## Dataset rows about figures
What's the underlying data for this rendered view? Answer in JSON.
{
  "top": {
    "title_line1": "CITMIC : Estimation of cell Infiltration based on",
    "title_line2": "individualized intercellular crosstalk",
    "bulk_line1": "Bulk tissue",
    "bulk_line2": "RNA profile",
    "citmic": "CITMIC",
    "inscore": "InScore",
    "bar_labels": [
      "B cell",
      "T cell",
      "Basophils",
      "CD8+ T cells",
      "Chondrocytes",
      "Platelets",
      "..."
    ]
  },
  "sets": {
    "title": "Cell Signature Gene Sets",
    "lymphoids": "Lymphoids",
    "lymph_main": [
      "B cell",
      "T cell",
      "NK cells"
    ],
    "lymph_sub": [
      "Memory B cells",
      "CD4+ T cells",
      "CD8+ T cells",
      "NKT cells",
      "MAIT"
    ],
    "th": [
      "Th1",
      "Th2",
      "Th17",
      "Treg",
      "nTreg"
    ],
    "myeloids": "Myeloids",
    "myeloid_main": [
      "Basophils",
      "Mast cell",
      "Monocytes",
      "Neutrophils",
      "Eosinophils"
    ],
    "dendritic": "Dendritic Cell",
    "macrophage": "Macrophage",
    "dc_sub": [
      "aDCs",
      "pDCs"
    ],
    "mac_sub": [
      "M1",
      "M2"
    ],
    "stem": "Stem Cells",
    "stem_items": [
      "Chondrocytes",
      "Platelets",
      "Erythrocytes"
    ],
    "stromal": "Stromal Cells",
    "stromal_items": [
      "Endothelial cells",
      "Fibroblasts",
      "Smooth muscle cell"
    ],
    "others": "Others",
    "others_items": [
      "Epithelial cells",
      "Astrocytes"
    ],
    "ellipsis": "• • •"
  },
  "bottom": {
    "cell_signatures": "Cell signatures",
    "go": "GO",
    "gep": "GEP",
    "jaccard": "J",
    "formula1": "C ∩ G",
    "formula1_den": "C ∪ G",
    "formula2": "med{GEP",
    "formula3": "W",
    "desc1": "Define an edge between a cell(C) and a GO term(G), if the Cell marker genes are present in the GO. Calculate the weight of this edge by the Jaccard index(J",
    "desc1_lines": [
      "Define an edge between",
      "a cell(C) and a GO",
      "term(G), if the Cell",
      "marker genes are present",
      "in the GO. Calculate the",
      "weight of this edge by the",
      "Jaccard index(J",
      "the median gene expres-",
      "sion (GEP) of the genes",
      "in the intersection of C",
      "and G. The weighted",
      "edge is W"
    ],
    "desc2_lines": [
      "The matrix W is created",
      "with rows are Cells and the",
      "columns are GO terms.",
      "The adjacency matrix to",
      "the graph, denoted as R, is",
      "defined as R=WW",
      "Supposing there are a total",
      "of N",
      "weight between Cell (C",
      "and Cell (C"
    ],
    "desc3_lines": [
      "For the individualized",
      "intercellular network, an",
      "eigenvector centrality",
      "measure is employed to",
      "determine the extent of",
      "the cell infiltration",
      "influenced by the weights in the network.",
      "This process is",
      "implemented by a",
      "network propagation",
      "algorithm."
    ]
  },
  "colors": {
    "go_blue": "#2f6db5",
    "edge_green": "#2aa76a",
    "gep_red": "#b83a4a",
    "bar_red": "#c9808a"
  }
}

## Your task
Every piece of the data must be set down exactly. Omit nothing.

## Response box
What's the underlying data for this rendered view? Answer in JSON.
{
  "top": {
    "title_line1": "CITMIC : Estimation of cell Infiltration based on",
    "title_line2": "individualized intercellular crosstalk",
    "bulk_line1": "Bulk tissue",
    "bulk_line2": "RNA profile",
    "citmic": "CITMIC",
    "inscore": "InScore",
    "bar_labels": [
      "B cell",
      "T cell",
      "Basophils",
      "CD8+ T cells",
      "Chondrocytes",
      "Platelets",
      "..."
    ]
  },
  "sets": {
    "title": "Cell Signature Gene Sets",
    "lymphoids": "Lymphoids",
    "lymph_main": [
      "B cell",
      "T cell",
      "NK cells"
    ],
    "lymph_sub": [
      "Memory B cells",
      "CD4+ T cells",
      "CD8+ T cells",
      "NKT cells",
      "MAIT"
    ],
    "th": [
      "Th1",
      "Th2",
      "Th17",
      "Treg",
      "nTreg"
    ],
    "myeloids": "Myeloids",
    "myeloid_main": [
      "Basophils",
      "Mast cell",
      "Monocytes",
      "Neutrophils",
      "Eosinophils"
    ],
    "dendritic": "Dendritic Cell",
    "macrophage": "Macrophage",
    "dc_sub": [
      "aDCs",
      "pDCs"
    ],
    "mac_sub": [
      "M1",
      "M2"
    ],
    "stem": "Stem Cells",
    "stem_items": [
      "Chondrocytes",
      "Platelets",
      "Erythrocytes"
    ],
    "stromal": "Stromal Cells",
    "stromal_items": [
      "Endothelial cells",
      "Fibroblasts",
      "Smooth muscle cell"
    ],
    "others": "Others",
    "others_items": [
      "Epithelial cells",
      "Astrocytes"
    ],
    "ellipsis": "• • •"
  },
  "bottom": {
    "cell_signatures": "Cell signatures",
    "go": "GO",
    "gep": "GEP",
    "jaccard": "J",
    "formula1": "C ∩ G",
    "formula1_den": "C ∪ G",
    "formula2": "med{GEP",
    "formula3": "W",
    "desc1": "Define an edge between a cell(C) and a GO term(G), if the Cell marker genes are present in the GO. Calculate the weight of this edge by the Jaccard index(J",
    "desc1_lines": [
      "Define an edge between",
      "a cell(C) and a GO",
      "term(G), if the Cell",
      "marker genes are present",
      "in the GO. Calculate the",
      "weight of this edge by the",
      "Jaccard index(J",
      "the median gene expres-",
      "sion (GEP) of the genes",
      "in the intersection of C",
      "and G. The weighted",
      "edge is W"
    ],
    "desc2_lines": [
      "The matrix W is created",
      "with rows are Cells and the",
      "columns are GO terms.",
      "The adjacency matrix to",
      "the graph, denoted as R, is",
      "defined as R=WW",
      "Supposing there are a total",
      "of N",
      "weight between Cell (C",
      "and Cell (C"
    ],
    "desc3_lines": [
      "For the individualized",
      "intercellular network, an",
      "eigenvector centrality",
      "measure is employed to",
      "determine the extent of",
      "the cell infiltration",
      "influenced by the weights in the network.",
      "This process is",
      "implemented by a",
      "network propagation",
      "algorithm."
    ]
  },
  "colors": {
    "go_blue": "#2f6db5",
    "edge_green": "#2aa76a",
    "gep_red": "#b83a4a",
    "bar_red": "#c9808a"
  }
}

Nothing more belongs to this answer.